EXERCISE MATERIALS.
......

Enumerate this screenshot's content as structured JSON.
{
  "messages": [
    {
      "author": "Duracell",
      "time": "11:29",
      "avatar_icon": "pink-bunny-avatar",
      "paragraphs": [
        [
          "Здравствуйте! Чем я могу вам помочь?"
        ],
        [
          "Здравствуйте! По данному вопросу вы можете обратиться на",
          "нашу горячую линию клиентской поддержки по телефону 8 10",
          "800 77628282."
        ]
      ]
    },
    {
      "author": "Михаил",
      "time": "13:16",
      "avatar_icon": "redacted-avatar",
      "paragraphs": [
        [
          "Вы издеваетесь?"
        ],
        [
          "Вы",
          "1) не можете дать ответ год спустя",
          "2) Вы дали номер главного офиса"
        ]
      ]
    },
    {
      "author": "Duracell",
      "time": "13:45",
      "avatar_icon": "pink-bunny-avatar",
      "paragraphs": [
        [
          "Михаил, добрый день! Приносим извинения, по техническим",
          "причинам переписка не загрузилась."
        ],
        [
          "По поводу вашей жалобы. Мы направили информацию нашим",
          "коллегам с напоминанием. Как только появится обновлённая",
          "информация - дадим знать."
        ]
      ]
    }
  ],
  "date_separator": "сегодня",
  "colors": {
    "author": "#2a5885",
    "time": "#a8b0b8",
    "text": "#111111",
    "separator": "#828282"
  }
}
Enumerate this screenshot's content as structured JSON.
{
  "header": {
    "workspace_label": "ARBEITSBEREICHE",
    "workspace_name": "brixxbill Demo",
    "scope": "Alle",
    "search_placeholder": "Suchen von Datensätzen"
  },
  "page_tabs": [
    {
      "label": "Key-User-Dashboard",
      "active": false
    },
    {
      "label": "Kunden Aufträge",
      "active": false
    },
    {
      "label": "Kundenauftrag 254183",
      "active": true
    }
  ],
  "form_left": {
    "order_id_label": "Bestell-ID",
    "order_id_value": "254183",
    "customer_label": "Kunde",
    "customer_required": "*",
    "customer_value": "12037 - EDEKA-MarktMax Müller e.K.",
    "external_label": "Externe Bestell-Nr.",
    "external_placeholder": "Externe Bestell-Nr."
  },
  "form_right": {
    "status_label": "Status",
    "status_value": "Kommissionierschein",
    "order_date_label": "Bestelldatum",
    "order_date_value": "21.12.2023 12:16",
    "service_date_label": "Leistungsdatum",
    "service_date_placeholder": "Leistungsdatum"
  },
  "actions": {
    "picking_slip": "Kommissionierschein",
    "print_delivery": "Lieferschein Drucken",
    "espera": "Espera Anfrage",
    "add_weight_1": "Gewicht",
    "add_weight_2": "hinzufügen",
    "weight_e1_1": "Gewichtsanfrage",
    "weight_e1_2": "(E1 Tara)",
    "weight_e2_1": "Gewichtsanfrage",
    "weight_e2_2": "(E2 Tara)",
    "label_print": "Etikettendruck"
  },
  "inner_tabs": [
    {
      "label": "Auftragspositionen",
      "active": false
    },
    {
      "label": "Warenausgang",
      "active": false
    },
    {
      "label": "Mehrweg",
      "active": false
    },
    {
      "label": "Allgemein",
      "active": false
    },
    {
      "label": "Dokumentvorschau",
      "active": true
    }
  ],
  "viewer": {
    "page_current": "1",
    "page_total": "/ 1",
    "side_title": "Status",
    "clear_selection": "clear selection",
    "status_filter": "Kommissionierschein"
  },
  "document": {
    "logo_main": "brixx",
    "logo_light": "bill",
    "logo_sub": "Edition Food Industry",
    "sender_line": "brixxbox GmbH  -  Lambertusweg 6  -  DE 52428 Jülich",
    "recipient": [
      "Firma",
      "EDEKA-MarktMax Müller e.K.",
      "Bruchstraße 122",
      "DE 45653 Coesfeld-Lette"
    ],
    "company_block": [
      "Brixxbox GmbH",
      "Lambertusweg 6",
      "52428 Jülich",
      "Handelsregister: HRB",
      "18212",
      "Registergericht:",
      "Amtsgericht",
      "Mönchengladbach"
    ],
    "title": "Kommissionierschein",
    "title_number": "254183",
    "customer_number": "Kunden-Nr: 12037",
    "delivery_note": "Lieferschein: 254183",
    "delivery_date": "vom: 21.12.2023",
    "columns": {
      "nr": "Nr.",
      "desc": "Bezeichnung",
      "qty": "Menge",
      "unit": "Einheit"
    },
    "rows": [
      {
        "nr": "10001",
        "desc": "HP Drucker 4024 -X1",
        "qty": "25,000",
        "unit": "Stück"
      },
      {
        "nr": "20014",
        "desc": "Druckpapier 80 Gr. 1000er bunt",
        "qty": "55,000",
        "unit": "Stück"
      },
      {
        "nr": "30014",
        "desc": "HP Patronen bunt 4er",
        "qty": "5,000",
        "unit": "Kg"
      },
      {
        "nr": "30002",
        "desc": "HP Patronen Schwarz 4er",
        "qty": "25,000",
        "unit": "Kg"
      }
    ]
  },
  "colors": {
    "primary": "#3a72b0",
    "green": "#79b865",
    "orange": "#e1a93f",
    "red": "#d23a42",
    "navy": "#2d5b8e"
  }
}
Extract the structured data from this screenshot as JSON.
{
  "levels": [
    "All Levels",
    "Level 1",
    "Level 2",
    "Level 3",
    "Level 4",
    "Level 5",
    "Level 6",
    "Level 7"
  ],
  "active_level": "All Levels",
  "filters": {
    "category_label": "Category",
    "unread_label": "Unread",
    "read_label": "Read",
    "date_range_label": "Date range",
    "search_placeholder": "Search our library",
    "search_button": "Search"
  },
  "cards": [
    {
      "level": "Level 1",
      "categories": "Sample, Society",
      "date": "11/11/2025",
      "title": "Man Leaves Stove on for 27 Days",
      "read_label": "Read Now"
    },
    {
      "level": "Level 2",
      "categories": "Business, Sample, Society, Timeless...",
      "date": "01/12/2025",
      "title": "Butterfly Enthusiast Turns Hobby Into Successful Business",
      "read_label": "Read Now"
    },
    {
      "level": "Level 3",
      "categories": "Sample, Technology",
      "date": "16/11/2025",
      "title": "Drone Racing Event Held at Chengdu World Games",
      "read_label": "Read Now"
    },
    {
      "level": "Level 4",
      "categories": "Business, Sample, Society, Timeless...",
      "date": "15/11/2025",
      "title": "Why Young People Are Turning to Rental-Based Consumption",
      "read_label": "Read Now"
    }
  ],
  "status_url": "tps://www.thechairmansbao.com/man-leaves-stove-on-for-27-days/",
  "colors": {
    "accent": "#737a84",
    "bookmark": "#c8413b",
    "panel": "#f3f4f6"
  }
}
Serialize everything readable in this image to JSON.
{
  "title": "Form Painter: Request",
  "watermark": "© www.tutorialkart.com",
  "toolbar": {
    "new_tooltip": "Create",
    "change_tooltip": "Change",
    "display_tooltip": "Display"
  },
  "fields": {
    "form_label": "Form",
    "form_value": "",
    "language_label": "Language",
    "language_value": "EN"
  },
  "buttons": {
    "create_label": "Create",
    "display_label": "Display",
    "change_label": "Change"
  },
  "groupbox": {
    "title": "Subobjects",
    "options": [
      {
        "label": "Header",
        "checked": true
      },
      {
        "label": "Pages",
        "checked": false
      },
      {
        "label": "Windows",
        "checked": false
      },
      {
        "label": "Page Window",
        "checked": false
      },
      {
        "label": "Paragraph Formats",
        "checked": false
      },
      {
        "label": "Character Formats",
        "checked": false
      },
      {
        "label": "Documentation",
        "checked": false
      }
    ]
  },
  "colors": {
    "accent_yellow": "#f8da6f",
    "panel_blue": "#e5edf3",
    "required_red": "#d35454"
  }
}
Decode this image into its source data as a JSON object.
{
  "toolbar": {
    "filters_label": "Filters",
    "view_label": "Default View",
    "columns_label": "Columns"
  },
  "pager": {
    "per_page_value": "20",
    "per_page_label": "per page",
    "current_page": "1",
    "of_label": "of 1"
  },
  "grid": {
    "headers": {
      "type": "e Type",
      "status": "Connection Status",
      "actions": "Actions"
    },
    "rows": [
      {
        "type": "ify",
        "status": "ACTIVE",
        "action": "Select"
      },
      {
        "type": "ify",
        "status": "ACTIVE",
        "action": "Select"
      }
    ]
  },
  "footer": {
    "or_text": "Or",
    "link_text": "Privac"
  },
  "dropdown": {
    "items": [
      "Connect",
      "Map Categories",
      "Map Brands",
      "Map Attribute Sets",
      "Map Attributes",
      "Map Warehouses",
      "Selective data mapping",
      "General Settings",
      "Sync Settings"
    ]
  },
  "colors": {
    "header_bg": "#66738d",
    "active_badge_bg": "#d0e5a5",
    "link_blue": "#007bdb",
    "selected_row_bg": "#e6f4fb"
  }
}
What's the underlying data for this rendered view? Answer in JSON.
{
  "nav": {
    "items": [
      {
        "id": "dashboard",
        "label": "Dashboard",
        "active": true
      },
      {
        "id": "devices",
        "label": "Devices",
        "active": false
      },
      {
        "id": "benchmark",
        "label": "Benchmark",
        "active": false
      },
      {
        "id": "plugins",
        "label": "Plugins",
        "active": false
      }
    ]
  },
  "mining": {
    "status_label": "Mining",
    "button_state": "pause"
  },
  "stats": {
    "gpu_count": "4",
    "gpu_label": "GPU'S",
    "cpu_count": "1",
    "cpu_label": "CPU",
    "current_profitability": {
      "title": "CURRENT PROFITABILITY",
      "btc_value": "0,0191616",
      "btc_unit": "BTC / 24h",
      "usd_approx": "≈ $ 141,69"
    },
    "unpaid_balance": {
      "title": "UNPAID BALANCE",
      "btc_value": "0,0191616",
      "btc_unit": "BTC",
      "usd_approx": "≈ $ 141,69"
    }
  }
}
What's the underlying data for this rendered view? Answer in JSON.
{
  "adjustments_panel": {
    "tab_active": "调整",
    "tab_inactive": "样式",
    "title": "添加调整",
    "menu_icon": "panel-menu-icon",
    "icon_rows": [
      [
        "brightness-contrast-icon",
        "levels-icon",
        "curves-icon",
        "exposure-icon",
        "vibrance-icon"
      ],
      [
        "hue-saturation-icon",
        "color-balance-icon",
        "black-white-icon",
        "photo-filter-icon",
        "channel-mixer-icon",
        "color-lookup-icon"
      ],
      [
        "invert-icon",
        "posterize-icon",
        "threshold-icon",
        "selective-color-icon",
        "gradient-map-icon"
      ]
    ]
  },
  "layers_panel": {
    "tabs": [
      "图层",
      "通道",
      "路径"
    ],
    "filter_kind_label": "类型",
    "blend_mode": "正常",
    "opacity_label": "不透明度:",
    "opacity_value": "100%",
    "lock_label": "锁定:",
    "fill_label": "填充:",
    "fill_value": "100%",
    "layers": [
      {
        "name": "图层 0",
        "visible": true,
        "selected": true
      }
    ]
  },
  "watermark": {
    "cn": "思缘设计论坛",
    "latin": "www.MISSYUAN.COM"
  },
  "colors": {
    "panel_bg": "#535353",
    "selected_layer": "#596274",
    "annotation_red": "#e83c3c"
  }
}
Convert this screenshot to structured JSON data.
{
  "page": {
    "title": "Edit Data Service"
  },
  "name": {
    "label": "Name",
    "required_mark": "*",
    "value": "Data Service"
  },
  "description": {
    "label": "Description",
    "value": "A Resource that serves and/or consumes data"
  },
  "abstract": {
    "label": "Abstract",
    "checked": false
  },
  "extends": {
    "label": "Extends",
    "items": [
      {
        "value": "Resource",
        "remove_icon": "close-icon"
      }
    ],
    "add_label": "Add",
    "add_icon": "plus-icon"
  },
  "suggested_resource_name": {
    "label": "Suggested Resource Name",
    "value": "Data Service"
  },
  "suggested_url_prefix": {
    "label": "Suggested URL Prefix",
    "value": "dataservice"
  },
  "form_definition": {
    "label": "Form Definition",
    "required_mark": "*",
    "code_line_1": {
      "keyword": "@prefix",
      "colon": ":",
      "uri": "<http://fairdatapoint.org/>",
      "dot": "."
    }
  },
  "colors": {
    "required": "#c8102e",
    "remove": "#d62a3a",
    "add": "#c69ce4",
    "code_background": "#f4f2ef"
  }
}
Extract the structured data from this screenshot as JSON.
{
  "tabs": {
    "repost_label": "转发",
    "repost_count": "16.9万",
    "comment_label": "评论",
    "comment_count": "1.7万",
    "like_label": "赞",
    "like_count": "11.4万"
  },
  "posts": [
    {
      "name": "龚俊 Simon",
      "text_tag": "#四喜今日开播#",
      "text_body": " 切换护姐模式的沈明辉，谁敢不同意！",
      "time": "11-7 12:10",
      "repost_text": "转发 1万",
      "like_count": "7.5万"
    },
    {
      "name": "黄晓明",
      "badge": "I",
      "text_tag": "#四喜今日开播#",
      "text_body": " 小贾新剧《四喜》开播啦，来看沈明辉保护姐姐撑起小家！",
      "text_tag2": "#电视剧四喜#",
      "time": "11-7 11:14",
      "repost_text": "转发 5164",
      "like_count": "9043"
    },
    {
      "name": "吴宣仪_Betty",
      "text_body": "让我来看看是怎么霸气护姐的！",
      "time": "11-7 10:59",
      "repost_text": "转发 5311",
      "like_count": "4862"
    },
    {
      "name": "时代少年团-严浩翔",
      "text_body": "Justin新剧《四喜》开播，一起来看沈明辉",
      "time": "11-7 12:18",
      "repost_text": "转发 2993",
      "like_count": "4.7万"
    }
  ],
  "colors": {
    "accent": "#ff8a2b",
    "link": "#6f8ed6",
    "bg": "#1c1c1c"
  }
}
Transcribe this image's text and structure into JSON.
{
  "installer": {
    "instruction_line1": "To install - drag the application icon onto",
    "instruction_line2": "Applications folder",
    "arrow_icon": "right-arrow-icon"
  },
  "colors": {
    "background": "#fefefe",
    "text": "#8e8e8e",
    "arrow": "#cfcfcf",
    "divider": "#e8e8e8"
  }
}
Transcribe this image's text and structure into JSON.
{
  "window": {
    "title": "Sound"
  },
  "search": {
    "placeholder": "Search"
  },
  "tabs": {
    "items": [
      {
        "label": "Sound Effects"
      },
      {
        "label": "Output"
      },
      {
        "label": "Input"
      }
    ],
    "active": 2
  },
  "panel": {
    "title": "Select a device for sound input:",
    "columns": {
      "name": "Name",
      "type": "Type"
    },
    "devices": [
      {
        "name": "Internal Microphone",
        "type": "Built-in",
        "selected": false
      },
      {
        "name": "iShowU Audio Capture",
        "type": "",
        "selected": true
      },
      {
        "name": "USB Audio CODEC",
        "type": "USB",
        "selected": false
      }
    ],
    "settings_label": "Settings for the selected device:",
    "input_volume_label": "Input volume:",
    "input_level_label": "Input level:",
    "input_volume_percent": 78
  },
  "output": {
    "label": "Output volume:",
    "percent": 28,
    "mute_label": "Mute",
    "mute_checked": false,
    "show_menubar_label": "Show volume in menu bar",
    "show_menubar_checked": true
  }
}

......

OBJECTIVE.
Copy every line of the records above that contains "image".

FINISHED TASK.
Serialize everything readable in this image to JSON.
Decode this image into its source data as a JSON object.
Transcribe this image's text and structure into JSON.
Transcribe this image's text and structure into JSON.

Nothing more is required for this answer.